#### Rows

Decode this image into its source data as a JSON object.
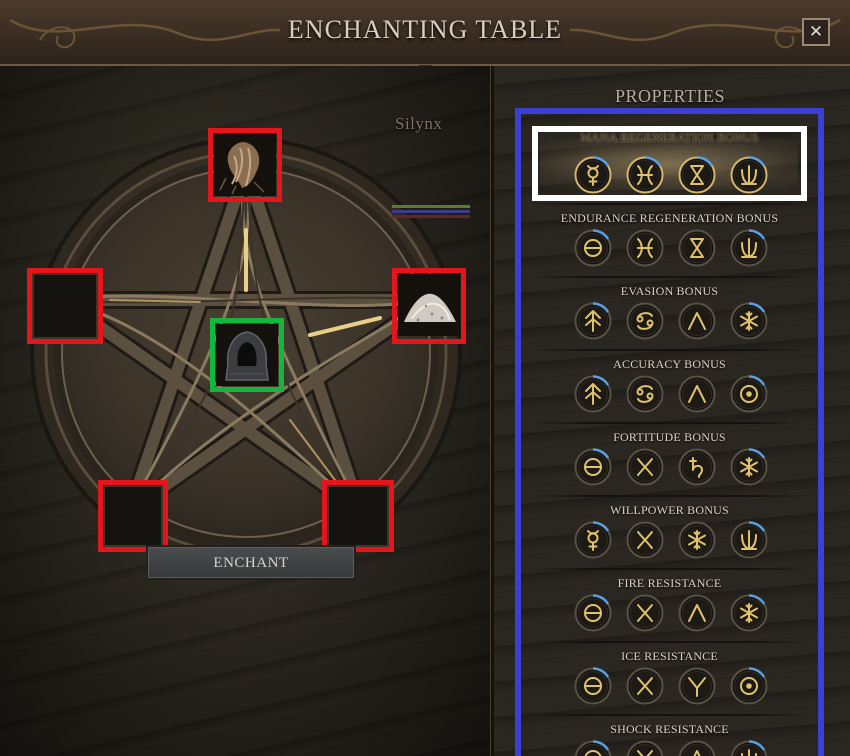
{
  "window": {
    "title": "ENCHANTING TABLE",
    "close_label": "✕"
  },
  "npc": {
    "name": "Silynx",
    "bar_colors": [
      "#5a7a2c",
      "#3b3c8c",
      "#5a2a2a"
    ]
  },
  "enchant_panel": {
    "enchant_label": "ENCHANT",
    "slots": [
      {
        "id": "top",
        "state": "filled",
        "item_icon": "root-bundle-icon",
        "marker": "red"
      },
      {
        "id": "left",
        "state": "empty",
        "item_icon": null,
        "marker": "red"
      },
      {
        "id": "right",
        "state": "filled",
        "item_icon": "powder-pile-icon",
        "marker": "red"
      },
      {
        "id": "bottom-left",
        "state": "empty",
        "item_icon": null,
        "marker": "red"
      },
      {
        "id": "bottom-right",
        "state": "empty",
        "item_icon": null,
        "marker": "red"
      },
      {
        "id": "center",
        "state": "filled",
        "item_icon": "hooded-cloak-icon",
        "marker": "green"
      }
    ]
  },
  "properties": {
    "header": "PROPERTIES",
    "selected_index": 0,
    "items": [
      {
        "label": "Mana Regeneration Bonus",
        "runes": [
          "mercury",
          "pisces",
          "hourglass",
          "trident"
        ]
      },
      {
        "label": "Endurance Regeneration Bonus",
        "runes": [
          "theta",
          "pisces",
          "hourglass",
          "trident"
        ]
      },
      {
        "label": "Evasion Bonus",
        "runes": [
          "arrow-up",
          "cancer",
          "caret",
          "snowflake"
        ]
      },
      {
        "label": "Accuracy Bonus",
        "runes": [
          "arrow-up",
          "cancer",
          "caret",
          "circled-dot"
        ]
      },
      {
        "label": "Fortitude Bonus",
        "runes": [
          "theta",
          "cross",
          "saturn",
          "snowflake"
        ]
      },
      {
        "label": "Willpower Bonus",
        "runes": [
          "mercury",
          "cross",
          "snowflake",
          "trident"
        ]
      },
      {
        "label": "Fire Resistance",
        "runes": [
          "theta",
          "cross",
          "caret",
          "snowflake"
        ]
      },
      {
        "label": "Ice Resistance",
        "runes": [
          "theta",
          "cross",
          "y-rune",
          "circled-dot"
        ]
      },
      {
        "label": "Shock Resistance",
        "runes": [
          "theta",
          "cross",
          "caret",
          "trident"
        ]
      }
    ]
  },
  "colors": {
    "slot_marker_red": "#e4151b",
    "slot_marker_green": "#12b83c",
    "properties_frame_blue": "#3b3fd2",
    "selected_frame_white": "#ffffff",
    "rune_gold": "#e0c26a"
  }
}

########

Short exercise » Output all of the data exactly as it stands, minus any images.

Result for this task »
Decode this image into its source data as a JSON object.
{
  "window": {
    "title": "ENCHANTING TABLE",
    "close_label": "✕"
  },
  "npc": {
    "name": "Silynx",
    "bar_colors": [
      "#5a7a2c",
      "#3b3c8c",
      "#5a2a2a"
    ]
  },
  "enchant_panel": {
    "enchant_label": "ENCHANT",
    "slots": [
      {
        "id": "top",
        "state": "filled",
        "item_icon": "root-bundle-icon",
        "marker": "red"
      },
      {
        "id": "left",
        "state": "empty",
        "item_icon": null,
        "marker": "red"
      },
      {
        "id": "right",
        "state": "filled",
        "item_icon": "powder-pile-icon",
        "marker": "red"
      },
      {
        "id": "bottom-left",
        "state": "empty",
        "item_icon": null,
        "marker": "red"
      },
      {
        "id": "bottom-right",
        "state": "empty",
        "item_icon": null,
        "marker": "red"
      },
      {
        "id": "center",
        "state": "filled",
        "item_icon": "hooded-cloak-icon",
        "marker": "green"
      }
    ]
  },
  "properties": {
    "header": "PROPERTIES",
    "selected_index": 0,
    "items": [
      {
        "label": "Mana Regeneration Bonus",
        "runes": [
          "mercury",
          "pisces",
          "hourglass",
          "trident"
        ]
      },
      {
        "label": "Endurance Regeneration Bonus",
        "runes": [
          "theta",
          "pisces",
          "hourglass",
          "trident"
        ]
      },
      {
        "label": "Evasion Bonus",
        "runes": [
          "arrow-up",
          "cancer",
          "caret",
          "snowflake"
        ]
      },
      {
        "label": "Accuracy Bonus",
        "runes": [
          "arrow-up",
          "cancer",
          "caret",
          "circled-dot"
        ]
      },
      {
        "label": "Fortitude Bonus",
        "runes": [
          "theta",
          "cross",
          "saturn",
          "snowflake"
        ]
      },
      {
        "label": "Willpower Bonus",
        "runes": [
          "mercury",
          "cross",
          "snowflake",
          "trident"
        ]
      },
      {
        "label": "Fire Resistance",
        "runes": [
          "theta",
          "cross",
          "caret",
          "snowflake"
        ]
      },
      {
        "label": "Ice Resistance",
        "runes": [
          "theta",
          "cross",
          "y-rune",
          "circled-dot"
        ]
      },
      {
        "label": "Shock Resistance",
        "runes": [
          "theta",
          "cross",
          "caret",
          "trident"
        ]
      }
    ]
  },
  "colors": {
    "slot_marker_red": "#e4151b",
    "slot_marker_green": "#12b83c",
    "properties_frame_blue": "#3b3fd2",
    "selected_frame_white": "#ffffff",
    "rune_gold": "#e0c26a"
  }
}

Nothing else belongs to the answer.